Task statement: Extract every line of the material below and reproduce it faithfully.

Task material:
---

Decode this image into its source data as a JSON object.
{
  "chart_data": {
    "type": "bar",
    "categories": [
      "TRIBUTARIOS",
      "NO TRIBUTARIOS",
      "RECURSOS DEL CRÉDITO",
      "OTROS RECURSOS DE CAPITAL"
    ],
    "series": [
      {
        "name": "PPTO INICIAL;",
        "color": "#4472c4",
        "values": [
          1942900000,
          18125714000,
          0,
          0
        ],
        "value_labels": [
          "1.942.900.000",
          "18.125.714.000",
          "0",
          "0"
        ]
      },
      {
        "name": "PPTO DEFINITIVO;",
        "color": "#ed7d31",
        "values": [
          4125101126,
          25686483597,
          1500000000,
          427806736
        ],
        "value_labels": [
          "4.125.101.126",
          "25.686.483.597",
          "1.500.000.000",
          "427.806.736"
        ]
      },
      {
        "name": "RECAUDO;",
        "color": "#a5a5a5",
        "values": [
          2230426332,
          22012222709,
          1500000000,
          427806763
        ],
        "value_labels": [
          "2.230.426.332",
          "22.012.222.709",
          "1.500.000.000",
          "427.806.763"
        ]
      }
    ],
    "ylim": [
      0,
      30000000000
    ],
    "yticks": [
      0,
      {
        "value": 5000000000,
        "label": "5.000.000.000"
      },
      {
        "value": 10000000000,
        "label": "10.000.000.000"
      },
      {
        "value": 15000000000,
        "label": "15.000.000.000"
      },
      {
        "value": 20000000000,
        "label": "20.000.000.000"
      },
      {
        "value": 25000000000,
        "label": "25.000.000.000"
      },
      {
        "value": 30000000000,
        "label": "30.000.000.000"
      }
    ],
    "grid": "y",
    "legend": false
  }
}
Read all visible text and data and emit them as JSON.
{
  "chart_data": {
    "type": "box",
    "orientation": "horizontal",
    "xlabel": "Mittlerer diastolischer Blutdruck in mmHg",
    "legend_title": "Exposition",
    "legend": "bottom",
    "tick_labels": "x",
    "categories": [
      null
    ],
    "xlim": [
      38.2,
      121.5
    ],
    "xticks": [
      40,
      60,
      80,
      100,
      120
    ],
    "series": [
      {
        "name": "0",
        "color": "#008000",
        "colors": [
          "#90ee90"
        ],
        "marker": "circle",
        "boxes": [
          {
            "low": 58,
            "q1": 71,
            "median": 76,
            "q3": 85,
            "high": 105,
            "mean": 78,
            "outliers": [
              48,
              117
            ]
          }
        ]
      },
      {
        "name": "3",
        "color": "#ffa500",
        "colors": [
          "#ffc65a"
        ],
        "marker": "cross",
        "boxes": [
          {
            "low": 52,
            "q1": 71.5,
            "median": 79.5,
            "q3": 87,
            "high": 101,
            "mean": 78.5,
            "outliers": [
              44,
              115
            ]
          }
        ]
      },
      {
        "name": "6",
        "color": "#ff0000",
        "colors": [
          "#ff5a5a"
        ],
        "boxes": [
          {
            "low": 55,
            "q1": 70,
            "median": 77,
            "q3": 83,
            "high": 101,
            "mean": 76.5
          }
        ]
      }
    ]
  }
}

---

Solved problem:
Decode this image into its source data as a JSON object.
{
  "chart_data": {
    "type": "bar",
    "categories": [
      "TRIBUTARIOS",
      "NO TRIBUTARIOS",
      "RECURSOS DEL CRÉDITO",
      "OTROS RECURSOS DE CAPITAL"
    ],
    "series": [
      {
        "name": "PPTO INICIAL;",
        "color": "#4472c4",
        "values": [
          1942900000,
          18125714000,
          0,
          0
        ],
        "value_labels": [
          "1.942.900.000",
          "18.125.714.000",
          "0",
          "0"
        ]
      },
      {
        "name": "PPTO DEFINITIVO;",
        "color": "#ed7d31",
        "values": [
          4125101126,
          25686483597,
          1500000000,
          427806736
        ],
        "value_labels": [
          "4.125.101.126",
          "25.686.483.597",
          "1.500.000.000",
          "427.806.736"
        ]
      },
      {
        "name": "RECAUDO;",
        "color": "#a5a5a5",
        "values": [
          2230426332,
          22012222709,
          1500000000,
          427806763
        ],
        "value_labels": [
          "2.230.426.332",
          "22.012.222.709",
          "1.500.000.000",
          "427.806.763"
        ]
      }
    ],
    "ylim": [
      0,
      30000000000
    ],
    "yticks": [
      0,
      {
        "value": 5000000000,
        "label": "5.000.000.000"
      },
      {
        "value": 10000000000,
        "label": "10.000.000.000"
      },
      {
        "value": 15000000000,
        "label": "15.000.000.000"
      },
      {
        "value": 20000000000,
        "label": "20.000.000.000"
      },
      {
        "value": 25000000000,
        "label": "25.000.000.000"
      },
      {
        "value": 30000000000,
        "label": "30.000.000.000"
      }
    ],
    "grid": "y",
    "legend": false
  }
}
Read all visible text and data and emit them as JSON.
{
  "chart_data": {
    "type": "box",
    "orientation": "horizontal",
    "xlabel": "Mittlerer diastolischer Blutdruck in mmHg",
    "legend_title": "Exposition",
    "legend": "bottom",
    "tick_labels": "x",
    "categories": [
      null
    ],
    "xlim": [
      38.2,
      121.5
    ],
    "xticks": [
      40,
      60,
      80,
      100,
      120
    ],
    "series": [
      {
        "name": "0",
        "color": "#008000",
        "colors": [
          "#90ee90"
        ],
        "marker": "circle",
        "boxes": [
          {
            "low": 58,
            "q1": 71,
            "median": 76,
            "q3": 85,
            "high": 105,
            "mean": 78,
            "outliers": [
              48,
              117
            ]
          }
        ]
      },
      {
        "name": "3",
        "color": "#ffa500",
        "colors": [
          "#ffc65a"
        ],
        "marker": "cross",
        "boxes": [
          {
            "low": 52,
            "q1": 71.5,
            "median": 79.5,
            "q3": 87,
            "high": 101,
            "mean": 78.5,
            "outliers": [
              44,
              115
            ]
          }
        ]
      },
      {
        "name": "6",
        "color": "#ff0000",
        "colors": [
          "#ff5a5a"
        ],
        "boxes": [
          {
            "low": 55,
            "q1": 70,
            "median": 77,
            "q3": 83,
            "high": 101,
            "mean": 76.5
          }
        ]
      }
    ]
  }
}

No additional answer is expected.